Reproduce the data in full, exactly.

#####

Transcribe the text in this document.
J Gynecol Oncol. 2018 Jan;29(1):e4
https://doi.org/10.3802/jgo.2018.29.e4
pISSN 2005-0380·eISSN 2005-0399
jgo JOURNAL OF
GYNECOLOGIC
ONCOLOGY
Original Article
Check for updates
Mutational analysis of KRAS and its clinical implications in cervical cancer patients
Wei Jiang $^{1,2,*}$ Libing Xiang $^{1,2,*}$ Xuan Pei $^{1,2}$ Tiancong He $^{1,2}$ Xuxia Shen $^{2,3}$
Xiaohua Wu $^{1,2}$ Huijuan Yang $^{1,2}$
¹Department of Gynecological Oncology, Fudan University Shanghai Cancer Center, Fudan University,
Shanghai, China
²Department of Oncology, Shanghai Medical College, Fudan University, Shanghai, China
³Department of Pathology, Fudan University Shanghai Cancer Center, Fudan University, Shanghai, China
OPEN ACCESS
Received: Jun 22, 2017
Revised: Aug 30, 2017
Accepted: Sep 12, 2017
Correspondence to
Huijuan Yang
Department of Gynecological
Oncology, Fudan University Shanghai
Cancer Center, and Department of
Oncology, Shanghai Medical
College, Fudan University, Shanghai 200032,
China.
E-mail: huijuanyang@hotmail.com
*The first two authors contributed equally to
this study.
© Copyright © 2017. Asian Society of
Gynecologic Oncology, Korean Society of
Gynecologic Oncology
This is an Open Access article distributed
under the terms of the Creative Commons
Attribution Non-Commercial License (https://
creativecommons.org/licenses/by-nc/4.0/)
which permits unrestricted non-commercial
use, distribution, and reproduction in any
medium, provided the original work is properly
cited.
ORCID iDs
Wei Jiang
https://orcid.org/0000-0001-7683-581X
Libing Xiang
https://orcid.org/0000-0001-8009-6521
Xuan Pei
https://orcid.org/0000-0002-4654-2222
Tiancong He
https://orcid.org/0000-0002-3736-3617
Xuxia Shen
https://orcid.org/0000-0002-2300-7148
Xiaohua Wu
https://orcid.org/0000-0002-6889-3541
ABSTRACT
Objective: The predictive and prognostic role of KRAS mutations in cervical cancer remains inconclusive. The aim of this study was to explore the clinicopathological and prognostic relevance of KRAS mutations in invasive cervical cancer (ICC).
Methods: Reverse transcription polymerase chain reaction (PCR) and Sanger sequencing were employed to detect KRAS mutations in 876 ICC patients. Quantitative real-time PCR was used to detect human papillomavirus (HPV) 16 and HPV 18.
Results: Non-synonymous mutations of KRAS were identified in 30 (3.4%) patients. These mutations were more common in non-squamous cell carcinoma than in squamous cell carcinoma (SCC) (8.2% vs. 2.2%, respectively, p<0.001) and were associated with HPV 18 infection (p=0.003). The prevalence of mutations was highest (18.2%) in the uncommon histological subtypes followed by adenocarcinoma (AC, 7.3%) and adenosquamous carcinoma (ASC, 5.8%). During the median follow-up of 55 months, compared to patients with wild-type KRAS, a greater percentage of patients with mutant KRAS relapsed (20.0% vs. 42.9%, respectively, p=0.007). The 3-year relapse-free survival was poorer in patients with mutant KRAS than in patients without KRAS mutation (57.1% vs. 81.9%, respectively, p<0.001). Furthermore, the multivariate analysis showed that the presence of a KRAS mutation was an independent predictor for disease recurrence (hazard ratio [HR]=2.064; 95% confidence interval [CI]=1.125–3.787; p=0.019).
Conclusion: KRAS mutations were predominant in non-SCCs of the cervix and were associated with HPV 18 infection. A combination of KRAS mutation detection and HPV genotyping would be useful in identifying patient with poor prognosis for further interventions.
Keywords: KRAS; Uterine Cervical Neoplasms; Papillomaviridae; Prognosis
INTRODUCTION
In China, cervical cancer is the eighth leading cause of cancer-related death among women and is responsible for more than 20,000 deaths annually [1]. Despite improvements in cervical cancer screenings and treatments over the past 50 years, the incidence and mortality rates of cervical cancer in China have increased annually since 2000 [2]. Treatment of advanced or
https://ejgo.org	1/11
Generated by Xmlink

#####

Result –
Transcribe the text in this document.
J Gynecol Oncol. 2018 Jan;29(1):e4
https://doi.org/10.3802/jgo.2018.29.e4
pISSN 2005-0380·eISSN 2005-0399
jgo JOURNAL OF
GYNECOLOGIC
ONCOLOGY
Original Article
Check for updates
Mutational analysis of KRAS and its clinical implications in cervical cancer patients
Wei Jiang $^{1,2,*}$ Libing Xiang $^{1,2,*}$ Xuan Pei $^{1,2}$ Tiancong He $^{1,2}$ Xuxia Shen $^{2,3}$
Xiaohua Wu $^{1,2}$ Huijuan Yang $^{1,2}$
¹Department of Gynecological Oncology, Fudan University Shanghai Cancer Center, Fudan University,
Shanghai, China
²Department of Oncology, Shanghai Medical College, Fudan University, Shanghai, China
³Department of Pathology, Fudan University Shanghai Cancer Center, Fudan University, Shanghai, China
OPEN ACCESS
Received: Jun 22, 2017
Revised: Aug 30, 2017
Accepted: Sep 12, 2017
Correspondence to
Huijuan Yang
Department of Gynecological
Oncology, Fudan University Shanghai
Cancer Center, and Department of
Oncology, Shanghai Medical
College, Fudan University, Shanghai 200032,
China.
E-mail: huijuanyang@hotmail.com
*The first two authors contributed equally to
this study.
© Copyright © 2017. Asian Society of
Gynecologic Oncology, Korean Society of
Gynecologic Oncology
This is an Open Access article distributed
under the terms of the Creative Commons
Attribution Non-Commercial License (https://
creativecommons.org/licenses/by-nc/4.0/)
which permits unrestricted non-commercial
use, distribution, and reproduction in any
medium, provided the original work is properly
cited.
ORCID iDs
Wei Jiang
https://orcid.org/0000-0001-7683-581X
Libing Xiang
https://orcid.org/0000-0001-8009-6521
Xuan Pei
https://orcid.org/0000-0002-4654-2222
Tiancong He
https://orcid.org/0000-0002-3736-3617
Xuxia Shen
https://orcid.org/0000-0002-2300-7148
Xiaohua Wu
https://orcid.org/0000-0002-6889-3541
ABSTRACT
Objective: The predictive and prognostic role of KRAS mutations in cervical cancer remains inconclusive. The aim of this study was to explore the clinicopathological and prognostic relevance of KRAS mutations in invasive cervical cancer (ICC).
Methods: Reverse transcription polymerase chain reaction (PCR) and Sanger sequencing were employed to detect KRAS mutations in 876 ICC patients. Quantitative real-time PCR was used to detect human papillomavirus (HPV) 16 and HPV 18.
Results: Non-synonymous mutations of KRAS were identified in 30 (3.4%) patients. These mutations were more common in non-squamous cell carcinoma than in squamous cell carcinoma (SCC) (8.2% vs. 2.2%, respectively, p<0.001) and were associated with HPV 18 infection (p=0.003). The prevalence of mutations was highest (18.2%) in the uncommon histological subtypes followed by adenocarcinoma (AC, 7.3%) and adenosquamous carcinoma (ASC, 5.8%). During the median follow-up of 55 months, compared to patients with wild-type KRAS, a greater percentage of patients with mutant KRAS relapsed (20.0% vs. 42.9%, respectively, p=0.007). The 3-year relapse-free survival was poorer in patients with mutant KRAS than in patients without KRAS mutation (57.1% vs. 81.9%, respectively, p<0.001). Furthermore, the multivariate analysis showed that the presence of a KRAS mutation was an independent predictor for disease recurrence (hazard ratio [HR]=2.064; 95% confidence interval [CI]=1.125–3.787; p=0.019).
Conclusion: KRAS mutations were predominant in non-SCCs of the cervix and were associated with HPV 18 infection. A combination of KRAS mutation detection and HPV genotyping would be useful in identifying patient with poor prognosis for further interventions.
Keywords: KRAS; Uterine Cervical Neoplasms; Papillomaviridae; Prognosis
INTRODUCTION
In China, cervical cancer is the eighth leading cause of cancer-related death among women and is responsible for more than 20,000 deaths annually [1]. Despite improvements in cervical cancer screenings and treatments over the past 50 years, the incidence and mortality rates of cervical cancer in China have increased annually since 2000 [2]. Treatment of advanced or
https://ejgo.org	1/11
Generated by Xmlink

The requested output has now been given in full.